+++ Stored records

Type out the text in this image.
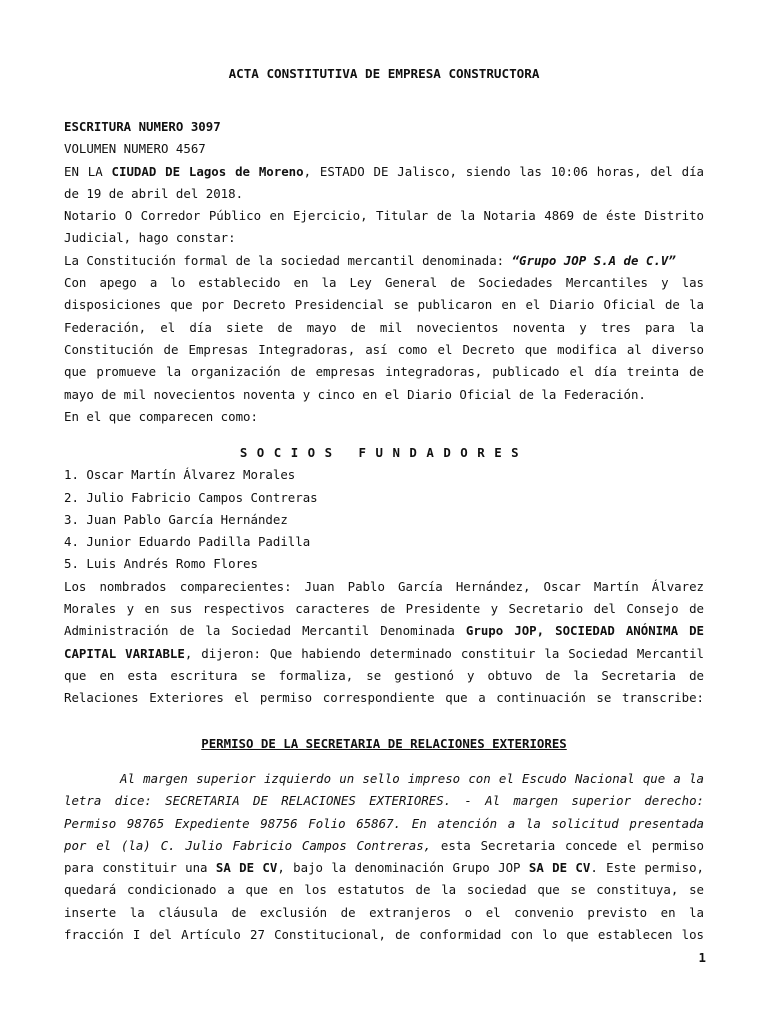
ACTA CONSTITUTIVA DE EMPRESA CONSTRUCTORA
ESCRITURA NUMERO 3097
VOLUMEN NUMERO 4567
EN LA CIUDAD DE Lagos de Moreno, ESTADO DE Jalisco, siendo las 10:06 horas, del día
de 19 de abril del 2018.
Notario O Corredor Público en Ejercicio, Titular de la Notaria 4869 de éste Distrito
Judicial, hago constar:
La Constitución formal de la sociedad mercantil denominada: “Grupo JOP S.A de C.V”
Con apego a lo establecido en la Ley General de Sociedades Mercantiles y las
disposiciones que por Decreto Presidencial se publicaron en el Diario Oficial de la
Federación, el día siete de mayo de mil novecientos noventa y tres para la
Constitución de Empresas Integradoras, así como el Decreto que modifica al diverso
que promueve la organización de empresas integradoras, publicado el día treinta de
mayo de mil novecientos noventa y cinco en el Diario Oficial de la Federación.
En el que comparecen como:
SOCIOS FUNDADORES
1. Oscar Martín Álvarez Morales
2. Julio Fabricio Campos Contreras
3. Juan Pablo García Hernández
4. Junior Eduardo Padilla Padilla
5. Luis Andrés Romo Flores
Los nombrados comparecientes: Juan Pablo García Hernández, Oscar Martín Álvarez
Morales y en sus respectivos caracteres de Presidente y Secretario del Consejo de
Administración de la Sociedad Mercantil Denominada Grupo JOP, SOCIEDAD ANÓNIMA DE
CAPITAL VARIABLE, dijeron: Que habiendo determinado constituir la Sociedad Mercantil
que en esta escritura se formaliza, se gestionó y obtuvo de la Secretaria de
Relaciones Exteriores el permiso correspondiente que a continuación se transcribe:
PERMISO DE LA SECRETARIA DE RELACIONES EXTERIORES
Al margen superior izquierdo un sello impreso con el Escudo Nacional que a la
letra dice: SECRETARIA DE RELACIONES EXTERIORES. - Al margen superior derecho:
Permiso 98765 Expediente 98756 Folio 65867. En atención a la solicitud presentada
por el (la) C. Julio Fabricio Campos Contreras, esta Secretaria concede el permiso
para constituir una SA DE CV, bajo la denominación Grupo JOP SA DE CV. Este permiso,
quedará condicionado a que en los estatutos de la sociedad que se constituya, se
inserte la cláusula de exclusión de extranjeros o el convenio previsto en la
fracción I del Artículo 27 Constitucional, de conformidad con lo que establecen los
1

++++++

**Work to be completed**
Write out every line above exactly as it is, leaving out the pictures.

**Solution to the exercise**
Type out the text in this image.
ACTA CONSTITUTIVA DE EMPRESA CONSTRUCTORA
ESCRITURA NUMERO 3097
VOLUMEN NUMERO 4567
EN LA CIUDAD DE Lagos de Moreno, ESTADO DE Jalisco, siendo las 10:06 horas, del día
de 19 de abril del 2018.
Notario O Corredor Público en Ejercicio, Titular de la Notaria 4869 de éste Distrito
Judicial, hago constar:
La Constitución formal de la sociedad mercantil denominada: “Grupo JOP S.A de C.V”
Con apego a lo establecido en la Ley General de Sociedades Mercantiles y las
disposiciones que por Decreto Presidencial se publicaron en el Diario Oficial de la
Federación, el día siete de mayo de mil novecientos noventa y tres para la
Constitución de Empresas Integradoras, así como el Decreto que modifica al diverso
que promueve la organización de empresas integradoras, publicado el día treinta de
mayo de mil novecientos noventa y cinco en el Diario Oficial de la Federación.
En el que comparecen como:
SOCIOS FUNDADORES
1. Oscar Martín Álvarez Morales
2. Julio Fabricio Campos Contreras
3. Juan Pablo García Hernández
4. Junior Eduardo Padilla Padilla
5. Luis Andrés Romo Flores
Los nombrados comparecientes: Juan Pablo García Hernández, Oscar Martín Álvarez
Morales y en sus respectivos caracteres de Presidente y Secretario del Consejo de
Administración de la Sociedad Mercantil Denominada Grupo JOP, SOCIEDAD ANÓNIMA DE
CAPITAL VARIABLE, dijeron: Que habiendo determinado constituir la Sociedad Mercantil
que en esta escritura se formaliza, se gestionó y obtuvo de la Secretaria de
Relaciones Exteriores el permiso correspondiente que a continuación se transcribe:
PERMISO DE LA SECRETARIA DE RELACIONES EXTERIORES
Al margen superior izquierdo un sello impreso con el Escudo Nacional que a la
letra dice: SECRETARIA DE RELACIONES EXTERIORES. - Al margen superior derecho:
Permiso 98765 Expediente 98756 Folio 65867. En atención a la solicitud presentada
por el (la) C. Julio Fabricio Campos Contreras, esta Secretaria concede el permiso
para constituir una SA DE CV, bajo la denominación Grupo JOP SA DE CV. Este permiso,
quedará condicionado a que en los estatutos de la sociedad que se constituya, se
inserte la cláusula de exclusión de extranjeros o el convenio previsto en la
fracción I del Artículo 27 Constitucional, de conformidad con lo que establecen los
1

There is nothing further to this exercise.